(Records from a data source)
────

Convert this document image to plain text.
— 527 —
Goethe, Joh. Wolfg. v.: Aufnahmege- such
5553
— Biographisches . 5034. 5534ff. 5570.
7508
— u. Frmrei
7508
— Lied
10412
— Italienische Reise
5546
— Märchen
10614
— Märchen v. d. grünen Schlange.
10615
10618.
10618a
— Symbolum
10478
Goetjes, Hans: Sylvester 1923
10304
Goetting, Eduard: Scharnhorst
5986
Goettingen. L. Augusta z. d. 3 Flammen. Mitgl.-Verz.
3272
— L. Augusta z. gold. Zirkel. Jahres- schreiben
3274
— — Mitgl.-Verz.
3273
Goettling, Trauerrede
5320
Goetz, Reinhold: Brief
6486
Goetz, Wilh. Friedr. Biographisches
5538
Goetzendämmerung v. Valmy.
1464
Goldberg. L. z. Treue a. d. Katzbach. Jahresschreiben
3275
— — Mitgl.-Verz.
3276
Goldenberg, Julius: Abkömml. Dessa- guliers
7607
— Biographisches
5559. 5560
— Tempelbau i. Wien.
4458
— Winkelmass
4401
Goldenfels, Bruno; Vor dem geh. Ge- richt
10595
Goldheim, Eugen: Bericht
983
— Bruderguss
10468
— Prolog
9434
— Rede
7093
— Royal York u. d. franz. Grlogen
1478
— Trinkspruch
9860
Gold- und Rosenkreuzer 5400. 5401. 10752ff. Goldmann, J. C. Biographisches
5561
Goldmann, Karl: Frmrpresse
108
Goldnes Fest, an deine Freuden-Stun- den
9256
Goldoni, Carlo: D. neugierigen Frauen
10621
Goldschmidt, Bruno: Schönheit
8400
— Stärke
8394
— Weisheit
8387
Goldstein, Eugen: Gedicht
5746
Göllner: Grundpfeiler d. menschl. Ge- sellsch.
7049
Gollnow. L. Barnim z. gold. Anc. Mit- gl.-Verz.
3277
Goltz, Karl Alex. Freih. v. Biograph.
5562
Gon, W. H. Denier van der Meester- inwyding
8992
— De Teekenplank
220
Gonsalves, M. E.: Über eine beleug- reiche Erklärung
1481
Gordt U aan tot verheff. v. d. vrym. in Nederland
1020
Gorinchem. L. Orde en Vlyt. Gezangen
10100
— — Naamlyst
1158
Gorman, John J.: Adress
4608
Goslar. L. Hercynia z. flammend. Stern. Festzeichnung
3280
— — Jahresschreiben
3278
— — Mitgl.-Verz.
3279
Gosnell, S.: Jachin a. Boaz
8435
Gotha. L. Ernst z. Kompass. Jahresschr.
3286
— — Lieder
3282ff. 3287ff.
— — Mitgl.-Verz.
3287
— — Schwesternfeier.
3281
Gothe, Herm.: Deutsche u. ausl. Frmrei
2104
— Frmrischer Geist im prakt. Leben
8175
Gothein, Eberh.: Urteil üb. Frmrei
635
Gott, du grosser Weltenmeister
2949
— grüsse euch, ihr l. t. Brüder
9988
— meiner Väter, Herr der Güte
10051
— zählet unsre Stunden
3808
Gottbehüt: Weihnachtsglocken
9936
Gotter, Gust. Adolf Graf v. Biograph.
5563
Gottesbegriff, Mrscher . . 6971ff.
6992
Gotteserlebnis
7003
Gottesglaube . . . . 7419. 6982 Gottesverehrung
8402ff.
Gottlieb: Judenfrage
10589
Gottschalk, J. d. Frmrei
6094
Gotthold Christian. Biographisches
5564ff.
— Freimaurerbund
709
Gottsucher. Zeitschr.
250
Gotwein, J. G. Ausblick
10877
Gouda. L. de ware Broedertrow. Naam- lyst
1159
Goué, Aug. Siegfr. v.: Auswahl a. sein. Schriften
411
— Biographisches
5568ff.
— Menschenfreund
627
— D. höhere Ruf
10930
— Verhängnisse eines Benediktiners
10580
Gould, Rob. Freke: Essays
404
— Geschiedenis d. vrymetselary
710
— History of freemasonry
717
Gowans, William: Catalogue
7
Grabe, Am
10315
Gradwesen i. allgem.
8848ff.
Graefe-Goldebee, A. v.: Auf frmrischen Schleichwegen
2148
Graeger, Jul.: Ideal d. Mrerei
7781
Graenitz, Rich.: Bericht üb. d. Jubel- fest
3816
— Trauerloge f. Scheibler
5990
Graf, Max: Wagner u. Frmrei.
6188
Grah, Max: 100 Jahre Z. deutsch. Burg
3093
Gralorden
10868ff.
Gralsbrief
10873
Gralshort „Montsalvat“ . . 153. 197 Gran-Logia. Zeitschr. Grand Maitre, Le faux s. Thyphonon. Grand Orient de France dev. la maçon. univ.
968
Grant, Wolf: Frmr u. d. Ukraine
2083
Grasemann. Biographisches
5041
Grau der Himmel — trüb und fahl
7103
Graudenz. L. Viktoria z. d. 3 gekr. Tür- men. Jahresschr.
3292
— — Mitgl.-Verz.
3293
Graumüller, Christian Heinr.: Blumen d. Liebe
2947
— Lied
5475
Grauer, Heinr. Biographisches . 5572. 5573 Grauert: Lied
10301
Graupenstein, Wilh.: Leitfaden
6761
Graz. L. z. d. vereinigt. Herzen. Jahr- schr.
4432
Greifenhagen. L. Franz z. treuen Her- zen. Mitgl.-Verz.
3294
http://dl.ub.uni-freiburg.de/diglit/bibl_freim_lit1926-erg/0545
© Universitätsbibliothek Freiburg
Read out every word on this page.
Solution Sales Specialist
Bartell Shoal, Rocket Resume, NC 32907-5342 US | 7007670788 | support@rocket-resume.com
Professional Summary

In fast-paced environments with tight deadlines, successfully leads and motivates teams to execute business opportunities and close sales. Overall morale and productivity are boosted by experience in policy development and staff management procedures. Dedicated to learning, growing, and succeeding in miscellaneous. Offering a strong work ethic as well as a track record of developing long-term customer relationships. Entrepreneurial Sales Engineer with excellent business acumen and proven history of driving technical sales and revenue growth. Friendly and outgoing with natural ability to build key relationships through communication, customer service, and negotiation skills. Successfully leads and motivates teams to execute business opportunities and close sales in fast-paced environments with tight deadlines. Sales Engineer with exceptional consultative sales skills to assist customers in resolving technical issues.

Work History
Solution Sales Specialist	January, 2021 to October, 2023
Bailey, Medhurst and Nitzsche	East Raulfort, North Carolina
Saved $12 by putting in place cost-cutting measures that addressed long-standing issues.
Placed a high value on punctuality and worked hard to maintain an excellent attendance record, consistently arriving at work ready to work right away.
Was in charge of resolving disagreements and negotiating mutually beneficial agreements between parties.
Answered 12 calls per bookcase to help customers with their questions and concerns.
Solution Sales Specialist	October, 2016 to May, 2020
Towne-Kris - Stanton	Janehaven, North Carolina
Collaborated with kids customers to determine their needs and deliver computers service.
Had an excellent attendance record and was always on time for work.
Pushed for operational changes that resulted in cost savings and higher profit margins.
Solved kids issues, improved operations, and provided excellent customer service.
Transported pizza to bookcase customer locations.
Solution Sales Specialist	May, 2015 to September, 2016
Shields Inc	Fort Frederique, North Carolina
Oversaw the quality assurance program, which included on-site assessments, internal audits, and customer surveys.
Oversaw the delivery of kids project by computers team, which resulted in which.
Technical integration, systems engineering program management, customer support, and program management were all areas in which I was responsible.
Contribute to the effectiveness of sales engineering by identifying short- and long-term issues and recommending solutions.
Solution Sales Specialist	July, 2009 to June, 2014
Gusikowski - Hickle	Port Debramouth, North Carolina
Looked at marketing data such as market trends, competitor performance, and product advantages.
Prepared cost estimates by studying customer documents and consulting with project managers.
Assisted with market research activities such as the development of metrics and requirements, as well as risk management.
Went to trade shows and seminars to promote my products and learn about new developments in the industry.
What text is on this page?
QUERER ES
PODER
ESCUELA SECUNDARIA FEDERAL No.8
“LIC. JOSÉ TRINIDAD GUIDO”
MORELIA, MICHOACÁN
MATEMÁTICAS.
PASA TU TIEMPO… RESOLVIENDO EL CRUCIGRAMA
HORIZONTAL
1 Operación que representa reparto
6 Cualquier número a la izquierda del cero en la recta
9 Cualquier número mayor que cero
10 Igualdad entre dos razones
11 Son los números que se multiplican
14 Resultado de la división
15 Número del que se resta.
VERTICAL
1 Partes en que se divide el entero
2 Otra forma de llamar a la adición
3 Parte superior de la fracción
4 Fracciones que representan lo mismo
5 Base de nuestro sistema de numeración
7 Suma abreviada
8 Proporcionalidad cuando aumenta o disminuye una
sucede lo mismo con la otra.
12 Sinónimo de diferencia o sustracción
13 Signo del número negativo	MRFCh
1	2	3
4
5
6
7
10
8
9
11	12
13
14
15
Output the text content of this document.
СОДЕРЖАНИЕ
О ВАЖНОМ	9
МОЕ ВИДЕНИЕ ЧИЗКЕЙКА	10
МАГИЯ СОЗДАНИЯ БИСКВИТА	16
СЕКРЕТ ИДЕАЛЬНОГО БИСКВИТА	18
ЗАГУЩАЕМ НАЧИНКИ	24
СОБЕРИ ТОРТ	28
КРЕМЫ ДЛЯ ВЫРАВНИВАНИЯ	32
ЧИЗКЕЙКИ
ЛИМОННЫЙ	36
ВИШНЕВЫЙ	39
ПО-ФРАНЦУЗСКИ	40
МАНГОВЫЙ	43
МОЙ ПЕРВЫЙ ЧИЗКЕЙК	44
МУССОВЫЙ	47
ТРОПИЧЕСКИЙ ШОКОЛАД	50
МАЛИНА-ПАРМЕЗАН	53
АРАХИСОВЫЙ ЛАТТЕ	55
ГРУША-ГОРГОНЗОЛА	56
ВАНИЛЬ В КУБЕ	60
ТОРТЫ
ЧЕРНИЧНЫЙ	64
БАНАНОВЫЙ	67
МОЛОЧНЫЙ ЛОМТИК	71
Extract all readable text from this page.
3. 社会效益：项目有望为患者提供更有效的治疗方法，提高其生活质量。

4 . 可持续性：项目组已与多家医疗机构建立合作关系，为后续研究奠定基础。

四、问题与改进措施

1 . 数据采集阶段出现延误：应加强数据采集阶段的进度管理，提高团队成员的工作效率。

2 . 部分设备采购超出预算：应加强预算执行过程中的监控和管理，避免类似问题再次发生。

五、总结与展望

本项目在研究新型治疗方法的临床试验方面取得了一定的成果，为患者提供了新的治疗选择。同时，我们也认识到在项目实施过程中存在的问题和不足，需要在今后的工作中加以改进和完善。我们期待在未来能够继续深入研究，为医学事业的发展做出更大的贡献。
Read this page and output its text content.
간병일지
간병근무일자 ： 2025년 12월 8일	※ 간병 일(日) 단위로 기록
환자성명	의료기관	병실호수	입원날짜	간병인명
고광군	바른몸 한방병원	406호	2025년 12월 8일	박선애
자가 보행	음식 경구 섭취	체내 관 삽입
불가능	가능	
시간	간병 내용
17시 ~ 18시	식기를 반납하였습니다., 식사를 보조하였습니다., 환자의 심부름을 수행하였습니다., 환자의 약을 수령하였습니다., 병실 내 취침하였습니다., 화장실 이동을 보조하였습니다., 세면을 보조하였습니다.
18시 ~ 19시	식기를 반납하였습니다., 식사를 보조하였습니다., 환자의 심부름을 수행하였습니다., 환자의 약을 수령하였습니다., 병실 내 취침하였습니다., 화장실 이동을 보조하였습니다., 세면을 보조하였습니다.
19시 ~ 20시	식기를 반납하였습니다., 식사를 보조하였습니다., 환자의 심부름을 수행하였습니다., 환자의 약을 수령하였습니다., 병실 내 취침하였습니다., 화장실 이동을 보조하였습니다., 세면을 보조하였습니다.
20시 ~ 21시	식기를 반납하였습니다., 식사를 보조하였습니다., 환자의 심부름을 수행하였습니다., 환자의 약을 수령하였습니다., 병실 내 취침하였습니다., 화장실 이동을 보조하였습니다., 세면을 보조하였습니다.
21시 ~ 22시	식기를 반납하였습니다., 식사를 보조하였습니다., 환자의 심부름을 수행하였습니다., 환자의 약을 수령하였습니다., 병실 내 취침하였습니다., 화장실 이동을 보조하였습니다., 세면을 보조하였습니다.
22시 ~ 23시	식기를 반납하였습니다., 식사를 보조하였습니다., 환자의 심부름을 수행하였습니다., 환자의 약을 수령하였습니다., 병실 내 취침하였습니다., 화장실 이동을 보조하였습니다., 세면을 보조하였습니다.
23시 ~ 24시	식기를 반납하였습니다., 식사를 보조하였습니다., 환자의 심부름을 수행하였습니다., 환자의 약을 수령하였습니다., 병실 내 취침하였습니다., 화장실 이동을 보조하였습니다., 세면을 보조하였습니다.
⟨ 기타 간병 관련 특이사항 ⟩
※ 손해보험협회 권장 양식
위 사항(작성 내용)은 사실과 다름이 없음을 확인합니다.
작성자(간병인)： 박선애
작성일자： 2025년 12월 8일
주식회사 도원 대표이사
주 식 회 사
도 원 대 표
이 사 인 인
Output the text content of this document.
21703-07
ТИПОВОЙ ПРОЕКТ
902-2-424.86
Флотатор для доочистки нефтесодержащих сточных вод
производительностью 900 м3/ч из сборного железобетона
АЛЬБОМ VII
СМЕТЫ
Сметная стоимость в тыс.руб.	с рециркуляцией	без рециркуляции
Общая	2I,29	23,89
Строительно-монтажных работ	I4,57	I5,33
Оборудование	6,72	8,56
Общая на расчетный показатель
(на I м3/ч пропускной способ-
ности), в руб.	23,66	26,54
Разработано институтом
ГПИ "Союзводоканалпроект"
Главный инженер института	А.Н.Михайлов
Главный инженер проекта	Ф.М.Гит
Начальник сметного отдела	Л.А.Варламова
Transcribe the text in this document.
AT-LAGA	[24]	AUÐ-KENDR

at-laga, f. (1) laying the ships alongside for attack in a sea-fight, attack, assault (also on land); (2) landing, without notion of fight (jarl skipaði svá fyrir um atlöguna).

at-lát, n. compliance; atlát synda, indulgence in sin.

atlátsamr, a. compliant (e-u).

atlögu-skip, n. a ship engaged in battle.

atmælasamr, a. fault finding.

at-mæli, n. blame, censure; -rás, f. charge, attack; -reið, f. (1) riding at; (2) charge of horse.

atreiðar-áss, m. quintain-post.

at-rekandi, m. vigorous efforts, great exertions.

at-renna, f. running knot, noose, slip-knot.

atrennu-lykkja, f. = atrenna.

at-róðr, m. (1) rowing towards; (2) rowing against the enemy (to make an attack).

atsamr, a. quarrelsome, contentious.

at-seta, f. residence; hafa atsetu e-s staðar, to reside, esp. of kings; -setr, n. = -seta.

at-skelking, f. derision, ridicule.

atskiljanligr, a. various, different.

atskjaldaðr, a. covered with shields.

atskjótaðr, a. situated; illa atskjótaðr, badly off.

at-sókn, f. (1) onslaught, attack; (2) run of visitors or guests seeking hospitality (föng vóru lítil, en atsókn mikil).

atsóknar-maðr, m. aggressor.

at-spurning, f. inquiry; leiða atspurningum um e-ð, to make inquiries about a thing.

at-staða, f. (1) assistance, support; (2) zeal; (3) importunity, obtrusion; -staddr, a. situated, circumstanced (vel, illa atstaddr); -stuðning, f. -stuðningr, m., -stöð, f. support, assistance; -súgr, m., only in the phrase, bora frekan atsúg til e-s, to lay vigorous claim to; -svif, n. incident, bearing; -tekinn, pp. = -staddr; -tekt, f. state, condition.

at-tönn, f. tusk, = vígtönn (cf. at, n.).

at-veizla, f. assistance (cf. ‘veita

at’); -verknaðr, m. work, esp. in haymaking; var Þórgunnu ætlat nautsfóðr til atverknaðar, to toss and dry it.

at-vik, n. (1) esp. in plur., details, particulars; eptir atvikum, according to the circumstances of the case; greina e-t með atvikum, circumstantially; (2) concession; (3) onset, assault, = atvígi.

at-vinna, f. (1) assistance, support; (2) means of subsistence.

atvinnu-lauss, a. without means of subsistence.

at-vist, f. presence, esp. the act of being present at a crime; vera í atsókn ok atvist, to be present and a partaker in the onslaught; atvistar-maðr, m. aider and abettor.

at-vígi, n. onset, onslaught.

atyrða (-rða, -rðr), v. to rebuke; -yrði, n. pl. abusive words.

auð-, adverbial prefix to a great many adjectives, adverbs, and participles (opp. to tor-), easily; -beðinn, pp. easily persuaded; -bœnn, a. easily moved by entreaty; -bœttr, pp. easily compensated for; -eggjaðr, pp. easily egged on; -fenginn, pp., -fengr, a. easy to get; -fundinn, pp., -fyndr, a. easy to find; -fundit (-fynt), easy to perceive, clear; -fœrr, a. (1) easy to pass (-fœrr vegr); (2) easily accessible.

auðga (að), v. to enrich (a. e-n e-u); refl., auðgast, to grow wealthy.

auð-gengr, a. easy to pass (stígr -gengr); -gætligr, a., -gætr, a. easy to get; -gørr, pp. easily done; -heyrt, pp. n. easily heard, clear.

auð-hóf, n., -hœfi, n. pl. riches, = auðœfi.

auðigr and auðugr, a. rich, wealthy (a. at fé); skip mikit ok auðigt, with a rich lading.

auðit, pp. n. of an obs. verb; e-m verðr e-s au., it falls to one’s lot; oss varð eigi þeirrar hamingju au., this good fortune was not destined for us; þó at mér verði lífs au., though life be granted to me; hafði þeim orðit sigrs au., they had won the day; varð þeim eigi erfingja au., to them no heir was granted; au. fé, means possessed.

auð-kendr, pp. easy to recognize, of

────

DIRECTION »
Extract each line holding the string "illa".

RIGHT ANSWER »
atskjótaðr, a. situated; illa atskjótaðr, badly off.
at-staða, f. (1) assistance, support; (2) zeal; (3) importunity, obtrusion; -staddr, a. situated, circumstanced (vel, illa atstaddr); -stuðning, f. -stuðningr, m., -stöð, f. support, assistance; -súgr, m., only in the phrase, bora frekan atsúg til e-s, to lay vigorous claim to; -svif, n. incident, bearing; -tekinn, pp. = -staddr; -tekt, f. state, condition.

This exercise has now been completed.